What the task requires → Print all the lines of data below word for word, omitting the pictures.

(Data lines)

## START

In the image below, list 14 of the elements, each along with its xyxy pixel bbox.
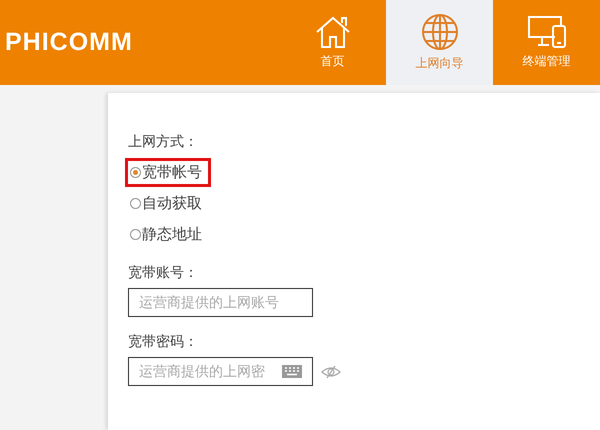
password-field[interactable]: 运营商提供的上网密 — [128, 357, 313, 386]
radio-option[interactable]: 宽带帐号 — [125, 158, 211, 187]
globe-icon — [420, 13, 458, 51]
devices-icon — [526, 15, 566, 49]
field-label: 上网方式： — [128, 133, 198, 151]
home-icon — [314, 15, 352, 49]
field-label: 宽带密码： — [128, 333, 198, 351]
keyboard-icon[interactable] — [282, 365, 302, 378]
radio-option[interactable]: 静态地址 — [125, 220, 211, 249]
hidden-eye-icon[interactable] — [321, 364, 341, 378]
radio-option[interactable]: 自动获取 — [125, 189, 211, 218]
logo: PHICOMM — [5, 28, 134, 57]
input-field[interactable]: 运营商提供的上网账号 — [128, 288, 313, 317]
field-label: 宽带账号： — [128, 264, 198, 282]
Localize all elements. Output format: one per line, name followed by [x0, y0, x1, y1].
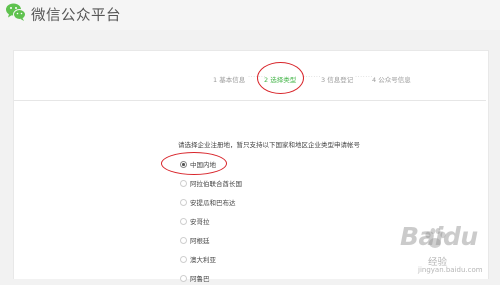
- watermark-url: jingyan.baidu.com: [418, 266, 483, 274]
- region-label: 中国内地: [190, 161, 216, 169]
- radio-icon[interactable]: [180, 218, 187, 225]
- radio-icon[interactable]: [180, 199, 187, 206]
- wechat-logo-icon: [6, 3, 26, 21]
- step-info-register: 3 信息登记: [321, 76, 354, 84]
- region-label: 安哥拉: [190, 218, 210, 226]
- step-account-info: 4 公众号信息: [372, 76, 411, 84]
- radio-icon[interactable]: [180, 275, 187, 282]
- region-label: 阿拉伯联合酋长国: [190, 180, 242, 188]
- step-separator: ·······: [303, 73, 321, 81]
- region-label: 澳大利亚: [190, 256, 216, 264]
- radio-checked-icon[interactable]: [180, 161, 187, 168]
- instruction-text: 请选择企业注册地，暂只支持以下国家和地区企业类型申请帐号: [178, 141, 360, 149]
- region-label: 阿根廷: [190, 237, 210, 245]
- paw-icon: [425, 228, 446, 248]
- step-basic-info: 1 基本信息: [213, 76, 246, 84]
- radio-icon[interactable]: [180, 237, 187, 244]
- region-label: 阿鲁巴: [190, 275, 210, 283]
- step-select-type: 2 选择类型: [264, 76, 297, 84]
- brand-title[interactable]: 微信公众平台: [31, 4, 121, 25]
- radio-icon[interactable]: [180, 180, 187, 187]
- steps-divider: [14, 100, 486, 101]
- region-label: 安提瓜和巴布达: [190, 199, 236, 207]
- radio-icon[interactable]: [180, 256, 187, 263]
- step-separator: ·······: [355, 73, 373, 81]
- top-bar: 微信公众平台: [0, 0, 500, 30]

## END

Worked solution →
In the image below, list 14 of the elements, each along with its xyxy pixel bbox.
password-field[interactable]: 运营商提供的上网密 — [128, 357, 313, 386]
radio-option[interactable]: 宽带帐号 — [125, 158, 211, 187]
globe-icon — [420, 13, 458, 51]
devices-icon — [526, 15, 566, 49]
field-label: 上网方式： — [128, 133, 198, 151]
home-icon — [314, 15, 352, 49]
field-label: 宽带密码： — [128, 333, 198, 351]
keyboard-icon[interactable] — [282, 365, 302, 378]
radio-option[interactable]: 静态地址 — [125, 220, 211, 249]
hidden-eye-icon[interactable] — [321, 364, 341, 378]
radio-option[interactable]: 自动获取 — [125, 189, 211, 218]
logo: PHICOMM — [5, 28, 134, 57]
input-field[interactable]: 运营商提供的上网账号 — [128, 288, 313, 317]
field-label: 宽带账号： — [128, 264, 198, 282]
Localize all elements. Output format: one per line, name followed by [x0, y0, x1, y1].
- watermark-url: jingyan.baidu.com: [418, 266, 483, 274]
- region-label: 中国内地: [190, 161, 216, 169]
- radio-icon[interactable]: [180, 218, 187, 225]
- radio-icon[interactable]: [180, 199, 187, 206]
- wechat-logo-icon: [6, 3, 26, 21]
- step-info-register: 3 信息登记: [321, 76, 354, 84]
- region-label: 安哥拉: [190, 218, 210, 226]
- step-account-info: 4 公众号信息: [372, 76, 411, 84]
- radio-icon[interactable]: [180, 275, 187, 282]
- region-label: 阿拉伯联合酋长国: [190, 180, 242, 188]
- step-separator: ·······: [303, 73, 321, 81]
- region-label: 澳大利亚: [190, 256, 216, 264]
- radio-checked-icon[interactable]: [180, 161, 187, 168]
- instruction-text: 请选择企业注册地，暂只支持以下国家和地区企业类型申请帐号: [178, 141, 360, 149]
- region-label: 阿根廷: [190, 237, 210, 245]
- paw-icon: [425, 228, 446, 248]
- step-basic-info: 1 基本信息: [213, 76, 246, 84]
- radio-icon[interactable]: [180, 237, 187, 244]
- region-label: 阿鲁巴: [190, 275, 210, 283]
- step-select-type: 2 选择类型: [264, 76, 297, 84]
- brand-title[interactable]: 微信公众平台: [31, 4, 121, 25]
- radio-icon[interactable]: [180, 180, 187, 187]
- steps-divider: [14, 100, 486, 101]
- region-label: 安提瓜和巴布达: [190, 199, 236, 207]
- radio-icon[interactable]: [180, 256, 187, 263]
- step-separator: ·······: [355, 73, 373, 81]
- top-bar: 微信公众平台: [0, 0, 500, 30]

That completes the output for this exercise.